» Objective: Put each line of the records below into a JSON list of strings, with one string per line and no blank lines.

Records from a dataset
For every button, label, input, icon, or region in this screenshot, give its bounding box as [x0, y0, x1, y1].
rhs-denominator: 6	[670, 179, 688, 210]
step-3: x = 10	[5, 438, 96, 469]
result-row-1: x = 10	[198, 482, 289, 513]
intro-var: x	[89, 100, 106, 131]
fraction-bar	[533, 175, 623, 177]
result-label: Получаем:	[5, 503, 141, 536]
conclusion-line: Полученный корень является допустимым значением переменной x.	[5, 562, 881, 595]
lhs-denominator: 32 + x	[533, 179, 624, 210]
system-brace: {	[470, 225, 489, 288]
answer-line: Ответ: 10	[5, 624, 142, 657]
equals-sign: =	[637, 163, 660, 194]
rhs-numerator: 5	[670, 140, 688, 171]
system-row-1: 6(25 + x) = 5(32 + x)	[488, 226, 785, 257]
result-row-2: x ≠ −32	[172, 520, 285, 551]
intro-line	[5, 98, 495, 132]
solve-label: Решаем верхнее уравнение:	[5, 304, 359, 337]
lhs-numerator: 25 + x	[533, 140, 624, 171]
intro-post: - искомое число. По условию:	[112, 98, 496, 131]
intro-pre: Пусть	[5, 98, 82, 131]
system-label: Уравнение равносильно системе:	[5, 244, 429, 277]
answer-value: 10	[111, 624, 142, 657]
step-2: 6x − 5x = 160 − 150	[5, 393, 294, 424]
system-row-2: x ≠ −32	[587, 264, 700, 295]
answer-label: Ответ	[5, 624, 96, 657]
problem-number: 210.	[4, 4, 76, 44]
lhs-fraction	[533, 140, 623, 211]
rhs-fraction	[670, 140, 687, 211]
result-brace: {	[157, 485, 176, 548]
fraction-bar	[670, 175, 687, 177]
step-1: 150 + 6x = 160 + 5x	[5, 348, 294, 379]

» Complete answer:
[
  "For every button, label, input, icon, or region in this screenshot, give its bounding box as [x0, y0, x1, y1].",
  "rhs-denominator: 6\t[670, 179, 688, 210]",
  "step-3: x = 10\t[5, 438, 96, 469]",
  "result-row-1: x = 10\t[198, 482, 289, 513]",
  "intro-var: x\t[89, 100, 106, 131]",
  "fraction-bar\t[533, 175, 623, 177]",
  "result-label: Получаем:\t[5, 503, 141, 536]",
  "conclusion-line: Полученный корень является допустимым значением переменной x.\t[5, 562, 881, 595]",
  "lhs-denominator: 32 + x\t[533, 179, 624, 210]",
  "system-brace: {\t[470, 225, 489, 288]",
  "answer-line: Ответ: 10\t[5, 624, 142, 657]",
  "equals-sign: =\t[637, 163, 660, 194]",
  "rhs-numerator: 5\t[670, 140, 688, 171]",
  "system-row-1: 6(25 + x) = 5(32 + x)\t[488, 226, 785, 257]",
  "result-row-2: x ≠ −32\t[172, 520, 285, 551]",
  "intro-line\t[5, 98, 495, 132]",
  "solve-label: Решаем верхнее уравнение:\t[5, 304, 359, 337]",
  "lhs-numerator: 25 + x\t[533, 140, 624, 171]",
  "intro-post: - искомое число. По условию:\t[112, 98, 496, 131]",
  "intro-pre: Пусть\t[5, 98, 82, 131]",
  "system-label: Уравнение равносильно системе:\t[5, 244, 429, 277]",
  "answer-value: 10\t[111, 624, 142, 657]",
  "step-2: 6x − 5x = 160 − 150\t[5, 393, 294, 424]",
  "system-row-2: x ≠ −32\t[587, 264, 700, 295]",
  "answer-label: Ответ\t[5, 624, 96, 657]",
  "problem-number: 210.\t[4, 4, 76, 44]",
  "lhs-fraction\t[533, 140, 623, 211]",
  "rhs-fraction\t[670, 140, 687, 211]",
  "result-brace: {\t[157, 485, 176, 548]",
  "fraction-bar\t[670, 175, 687, 177]",
  "step-1: 150 + 6x = 160 + 5x\t[5, 348, 294, 379]"
]